Give the data below again, word for word.

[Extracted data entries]
------------------------------------

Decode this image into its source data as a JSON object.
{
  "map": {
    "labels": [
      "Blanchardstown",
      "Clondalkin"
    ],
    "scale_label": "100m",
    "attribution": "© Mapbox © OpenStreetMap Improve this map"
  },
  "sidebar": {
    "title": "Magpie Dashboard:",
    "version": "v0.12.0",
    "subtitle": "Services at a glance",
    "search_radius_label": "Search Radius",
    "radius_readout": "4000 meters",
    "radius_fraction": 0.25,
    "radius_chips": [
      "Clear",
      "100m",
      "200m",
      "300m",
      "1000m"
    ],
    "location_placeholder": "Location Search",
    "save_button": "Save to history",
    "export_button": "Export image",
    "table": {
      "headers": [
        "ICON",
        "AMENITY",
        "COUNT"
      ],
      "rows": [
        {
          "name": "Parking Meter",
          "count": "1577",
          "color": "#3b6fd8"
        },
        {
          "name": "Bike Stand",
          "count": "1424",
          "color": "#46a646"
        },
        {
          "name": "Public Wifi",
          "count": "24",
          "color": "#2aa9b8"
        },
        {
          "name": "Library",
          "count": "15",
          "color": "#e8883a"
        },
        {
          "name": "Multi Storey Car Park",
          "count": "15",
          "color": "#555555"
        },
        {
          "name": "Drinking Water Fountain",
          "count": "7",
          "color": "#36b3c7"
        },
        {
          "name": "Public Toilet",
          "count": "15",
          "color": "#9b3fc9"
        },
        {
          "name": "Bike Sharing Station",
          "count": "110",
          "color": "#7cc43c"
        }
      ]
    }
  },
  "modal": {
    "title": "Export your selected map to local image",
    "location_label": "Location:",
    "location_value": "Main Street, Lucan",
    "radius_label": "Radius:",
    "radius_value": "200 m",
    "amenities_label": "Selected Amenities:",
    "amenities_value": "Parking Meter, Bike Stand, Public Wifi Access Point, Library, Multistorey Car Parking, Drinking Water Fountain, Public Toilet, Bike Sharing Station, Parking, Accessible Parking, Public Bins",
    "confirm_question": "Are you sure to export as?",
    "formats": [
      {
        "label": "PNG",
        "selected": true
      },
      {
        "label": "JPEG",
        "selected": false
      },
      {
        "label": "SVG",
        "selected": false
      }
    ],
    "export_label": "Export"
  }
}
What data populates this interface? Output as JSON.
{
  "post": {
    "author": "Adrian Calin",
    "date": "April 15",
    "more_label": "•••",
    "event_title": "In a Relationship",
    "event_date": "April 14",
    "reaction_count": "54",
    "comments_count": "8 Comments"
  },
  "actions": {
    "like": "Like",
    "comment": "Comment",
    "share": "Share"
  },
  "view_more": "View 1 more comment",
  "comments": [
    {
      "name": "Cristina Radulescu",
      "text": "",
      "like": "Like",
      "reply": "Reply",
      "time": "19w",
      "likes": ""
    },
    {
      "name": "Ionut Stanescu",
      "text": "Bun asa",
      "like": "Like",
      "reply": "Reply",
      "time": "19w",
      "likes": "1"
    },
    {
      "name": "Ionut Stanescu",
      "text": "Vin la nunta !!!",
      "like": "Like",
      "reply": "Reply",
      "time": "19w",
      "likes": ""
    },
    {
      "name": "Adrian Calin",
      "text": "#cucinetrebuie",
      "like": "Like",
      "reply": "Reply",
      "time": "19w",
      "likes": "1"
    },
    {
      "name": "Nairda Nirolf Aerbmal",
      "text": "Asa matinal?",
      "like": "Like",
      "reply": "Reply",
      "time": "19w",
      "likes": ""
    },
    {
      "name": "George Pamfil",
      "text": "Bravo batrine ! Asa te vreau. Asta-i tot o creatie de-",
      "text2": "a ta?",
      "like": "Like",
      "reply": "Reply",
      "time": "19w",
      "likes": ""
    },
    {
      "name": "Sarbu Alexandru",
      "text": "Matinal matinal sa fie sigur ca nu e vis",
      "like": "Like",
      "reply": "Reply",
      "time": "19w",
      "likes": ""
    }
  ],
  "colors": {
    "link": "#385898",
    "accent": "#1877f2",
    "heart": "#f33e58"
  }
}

------------------------------------

■ Written response
Decode this image into its source data as a JSON object.
{
  "map": {
    "labels": [
      "Blanchardstown",
      "Clondalkin"
    ],
    "scale_label": "100m",
    "attribution": "© Mapbox © OpenStreetMap Improve this map"
  },
  "sidebar": {
    "title": "Magpie Dashboard:",
    "version": "v0.12.0",
    "subtitle": "Services at a glance",
    "search_radius_label": "Search Radius",
    "radius_readout": "4000 meters",
    "radius_fraction": 0.25,
    "radius_chips": [
      "Clear",
      "100m",
      "200m",
      "300m",
      "1000m"
    ],
    "location_placeholder": "Location Search",
    "save_button": "Save to history",
    "export_button": "Export image",
    "table": {
      "headers": [
        "ICON",
        "AMENITY",
        "COUNT"
      ],
      "rows": [
        {
          "name": "Parking Meter",
          "count": "1577",
          "color": "#3b6fd8"
        },
        {
          "name": "Bike Stand",
          "count": "1424",
          "color": "#46a646"
        },
        {
          "name": "Public Wifi",
          "count": "24",
          "color": "#2aa9b8"
        },
        {
          "name": "Library",
          "count": "15",
          "color": "#e8883a"
        },
        {
          "name": "Multi Storey Car Park",
          "count": "15",
          "color": "#555555"
        },
        {
          "name": "Drinking Water Fountain",
          "count": "7",
          "color": "#36b3c7"
        },
        {
          "name": "Public Toilet",
          "count": "15",
          "color": "#9b3fc9"
        },
        {
          "name": "Bike Sharing Station",
          "count": "110",
          "color": "#7cc43c"
        }
      ]
    }
  },
  "modal": {
    "title": "Export your selected map to local image",
    "location_label": "Location:",
    "location_value": "Main Street, Lucan",
    "radius_label": "Radius:",
    "radius_value": "200 m",
    "amenities_label": "Selected Amenities:",
    "amenities_value": "Parking Meter, Bike Stand, Public Wifi Access Point, Library, Multistorey Car Parking, Drinking Water Fountain, Public Toilet, Bike Sharing Station, Parking, Accessible Parking, Public Bins",
    "confirm_question": "Are you sure to export as?",
    "formats": [
      {
        "label": "PNG",
        "selected": true
      },
      {
        "label": "JPEG",
        "selected": false
      },
      {
        "label": "SVG",
        "selected": false
      }
    ],
    "export_label": "Export"
  }
}
What data populates this interface? Output as JSON.
{
  "post": {
    "author": "Adrian Calin",
    "date": "April 15",
    "more_label": "•••",
    "event_title": "In a Relationship",
    "event_date": "April 14",
    "reaction_count": "54",
    "comments_count": "8 Comments"
  },
  "actions": {
    "like": "Like",
    "comment": "Comment",
    "share": "Share"
  },
  "view_more": "View 1 more comment",
  "comments": [
    {
      "name": "Cristina Radulescu",
      "text": "",
      "like": "Like",
      "reply": "Reply",
      "time": "19w",
      "likes": ""
    },
    {
      "name": "Ionut Stanescu",
      "text": "Bun asa",
      "like": "Like",
      "reply": "Reply",
      "time": "19w",
      "likes": "1"
    },
    {
      "name": "Ionut Stanescu",
      "text": "Vin la nunta !!!",
      "like": "Like",
      "reply": "Reply",
      "time": "19w",
      "likes": ""
    },
    {
      "name": "Adrian Calin",
      "text": "#cucinetrebuie",
      "like": "Like",
      "reply": "Reply",
      "time": "19w",
      "likes": "1"
    },
    {
      "name": "Nairda Nirolf Aerbmal",
      "text": "Asa matinal?",
      "like": "Like",
      "reply": "Reply",
      "time": "19w",
      "likes": ""
    },
    {
      "name": "George Pamfil",
      "text": "Bravo batrine ! Asa te vreau. Asta-i tot o creatie de-",
      "text2": "a ta?",
      "like": "Like",
      "reply": "Reply",
      "time": "19w",
      "likes": ""
    },
    {
      "name": "Sarbu Alexandru",
      "text": "Matinal matinal sa fie sigur ca nu e vis",
      "like": "Like",
      "reply": "Reply",
      "time": "19w",
      "likes": ""
    }
  ],
  "colors": {
    "link": "#385898",
    "accent": "#1877f2",
    "heart": "#f33e58"
  }
}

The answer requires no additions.